PROMPT
Below is a set of records; print all of them exactly as written.

______________________________

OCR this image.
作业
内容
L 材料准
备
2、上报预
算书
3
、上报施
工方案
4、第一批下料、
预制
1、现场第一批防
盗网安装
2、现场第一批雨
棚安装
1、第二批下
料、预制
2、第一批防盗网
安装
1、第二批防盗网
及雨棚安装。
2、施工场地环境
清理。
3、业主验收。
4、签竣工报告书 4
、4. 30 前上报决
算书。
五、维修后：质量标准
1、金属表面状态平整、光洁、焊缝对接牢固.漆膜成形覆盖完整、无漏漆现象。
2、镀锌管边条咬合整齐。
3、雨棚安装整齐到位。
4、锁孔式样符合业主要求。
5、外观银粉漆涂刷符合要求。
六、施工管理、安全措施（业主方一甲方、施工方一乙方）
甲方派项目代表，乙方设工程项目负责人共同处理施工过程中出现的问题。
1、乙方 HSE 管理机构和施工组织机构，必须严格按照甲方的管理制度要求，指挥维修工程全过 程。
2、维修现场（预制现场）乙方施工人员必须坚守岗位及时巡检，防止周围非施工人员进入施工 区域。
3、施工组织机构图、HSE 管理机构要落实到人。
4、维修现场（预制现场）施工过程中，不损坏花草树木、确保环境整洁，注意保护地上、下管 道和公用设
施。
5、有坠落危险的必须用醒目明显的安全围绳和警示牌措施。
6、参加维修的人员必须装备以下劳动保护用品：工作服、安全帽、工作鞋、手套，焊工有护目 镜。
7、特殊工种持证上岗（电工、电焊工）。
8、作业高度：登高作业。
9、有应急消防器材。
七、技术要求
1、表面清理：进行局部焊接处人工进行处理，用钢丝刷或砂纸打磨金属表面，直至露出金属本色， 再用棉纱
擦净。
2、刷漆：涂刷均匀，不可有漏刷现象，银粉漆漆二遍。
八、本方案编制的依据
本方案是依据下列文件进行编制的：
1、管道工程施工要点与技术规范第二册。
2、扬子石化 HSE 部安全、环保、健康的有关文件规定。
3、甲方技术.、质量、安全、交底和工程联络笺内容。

______________________________

SOLUTION TO THIS EXERCISE
OCR this image.
作业
内容
L 材料准
备
2、上报预
算书
3
、上报施
工方案
4、第一批下料、
预制
1、现场第一批防
盗网安装
2、现场第一批雨
棚安装
1、第二批下
料、预制
2、第一批防盗网
安装
1、第二批防盗网
及雨棚安装。
2、施工场地环境
清理。
3、业主验收。
4、签竣工报告书 4
、4. 30 前上报决
算书。
五、维修后：质量标准
1、金属表面状态平整、光洁、焊缝对接牢固.漆膜成形覆盖完整、无漏漆现象。
2、镀锌管边条咬合整齐。
3、雨棚安装整齐到位。
4、锁孔式样符合业主要求。
5、外观银粉漆涂刷符合要求。
六、施工管理、安全措施（业主方一甲方、施工方一乙方）
甲方派项目代表，乙方设工程项目负责人共同处理施工过程中出现的问题。
1、乙方 HSE 管理机构和施工组织机构，必须严格按照甲方的管理制度要求，指挥维修工程全过 程。
2、维修现场（预制现场）乙方施工人员必须坚守岗位及时巡检，防止周围非施工人员进入施工 区域。
3、施工组织机构图、HSE 管理机构要落实到人。
4、维修现场（预制现场）施工过程中，不损坏花草树木、确保环境整洁，注意保护地上、下管 道和公用设
施。
5、有坠落危险的必须用醒目明显的安全围绳和警示牌措施。
6、参加维修的人员必须装备以下劳动保护用品：工作服、安全帽、工作鞋、手套，焊工有护目 镜。
7、特殊工种持证上岗（电工、电焊工）。
8、作业高度：登高作业。
9、有应急消防器材。
七、技术要求
1、表面清理：进行局部焊接处人工进行处理，用钢丝刷或砂纸打磨金属表面，直至露出金属本色， 再用棉纱
擦净。
2、刷漆：涂刷均匀，不可有漏刷现象，银粉漆漆二遍。
八、本方案编制的依据
本方案是依据下列文件进行编制的：
1、管道工程施工要点与技术规范第二册。
2、扬子石化 HSE 部安全、环保、健康的有关文件规定。
3、甲方技术.、质量、安全、交底和工程联络笺内容。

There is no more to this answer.